_EXERCISE DIRECTIONS:_ Copy the rows below line for line, exactly as they appear, and leave out the pictures.

_RECORDS TO USE:_
[Begin]
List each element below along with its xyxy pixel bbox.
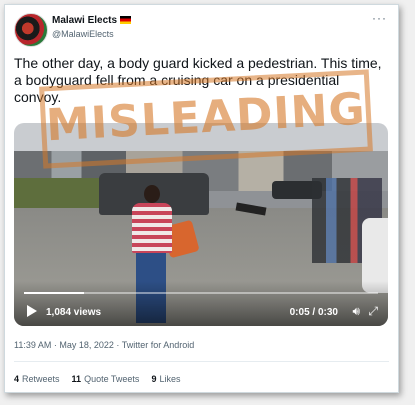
video-progress-fill (24, 292, 85, 294)
quote-tweets-stat[interactable]: 11 Quote Tweets (72, 374, 140, 384)
author-handle[interactable]: @MalawiElects (52, 29, 114, 39)
tweet-timestamp[interactable]: 11:39 AM · May 18, 2022 · Twitter for An… (14, 340, 194, 350)
video-time: 0:05 / 0:30 (289, 307, 338, 318)
likes-stat[interactable]: 9 Likes (151, 374, 180, 384)
video-player[interactable]: 1,084 views 0:05 / 0:30 🔊︎ ⤢ (14, 123, 388, 326)
germany-flag-icon (120, 16, 132, 24)
volume-icon[interactable]: 🔊︎ (352, 304, 360, 319)
more-options-icon[interactable]: ··· (372, 11, 387, 25)
expand-icon[interactable]: ⤢ (368, 304, 378, 319)
video-view-count: 1,084 views (46, 307, 102, 318)
retweets-stat[interactable]: 4 Retweets (14, 374, 60, 384)
tweet-stats: 4 Retweets 11 Quote Tweets 9 Likes (14, 374, 180, 384)
tweet-text: The other day, a body guard kicked a ped… (14, 55, 382, 105)
divider (14, 361, 389, 362)
tweet-card: Malawi Elects @MalawiElects ··· The othe… (4, 4, 399, 393)
play-icon[interactable] (27, 305, 37, 317)
video-progress-bar[interactable] (24, 292, 378, 294)
avatar[interactable] (14, 13, 48, 47)
author-name-text[interactable]: Malawi Elects (52, 15, 117, 26)
author-display-name[interactable]: Malawi Elects (52, 15, 132, 26)
video-controls-shade (14, 281, 388, 326)
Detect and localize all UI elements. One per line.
[End]
_EXERCISE OUTPUT:_
List each element below along with its xyxy pixel bbox.
video-progress-fill (24, 292, 85, 294)
quote-tweets-stat[interactable]: 11 Quote Tweets (72, 374, 140, 384)
author-handle[interactable]: @MalawiElects (52, 29, 114, 39)
tweet-timestamp[interactable]: 11:39 AM · May 18, 2022 · Twitter for An… (14, 340, 194, 350)
video-time: 0:05 / 0:30 (289, 307, 338, 318)
likes-stat[interactable]: 9 Likes (151, 374, 180, 384)
video-player[interactable]: 1,084 views 0:05 / 0:30 🔊︎ ⤢ (14, 123, 388, 326)
germany-flag-icon (120, 16, 132, 24)
volume-icon[interactable]: 🔊︎ (352, 304, 360, 319)
more-options-icon[interactable]: ··· (372, 11, 387, 25)
expand-icon[interactable]: ⤢ (368, 304, 378, 319)
video-view-count: 1,084 views (46, 307, 102, 318)
retweets-stat[interactable]: 4 Retweets (14, 374, 60, 384)
tweet-stats: 4 Retweets 11 Quote Tweets 9 Likes (14, 374, 180, 384)
tweet-text: The other day, a body guard kicked a ped… (14, 55, 382, 105)
divider (14, 361, 389, 362)
tweet-card: Malawi Elects @MalawiElects ··· The othe… (4, 4, 399, 393)
play-icon[interactable] (27, 305, 37, 317)
video-progress-bar[interactable] (24, 292, 378, 294)
avatar[interactable] (14, 13, 48, 47)
author-name-text[interactable]: Malawi Elects (52, 15, 117, 26)
author-display-name[interactable]: Malawi Elects (52, 15, 132, 26)
video-controls-shade (14, 281, 388, 326)
Detect and localize all UI elements. One per line.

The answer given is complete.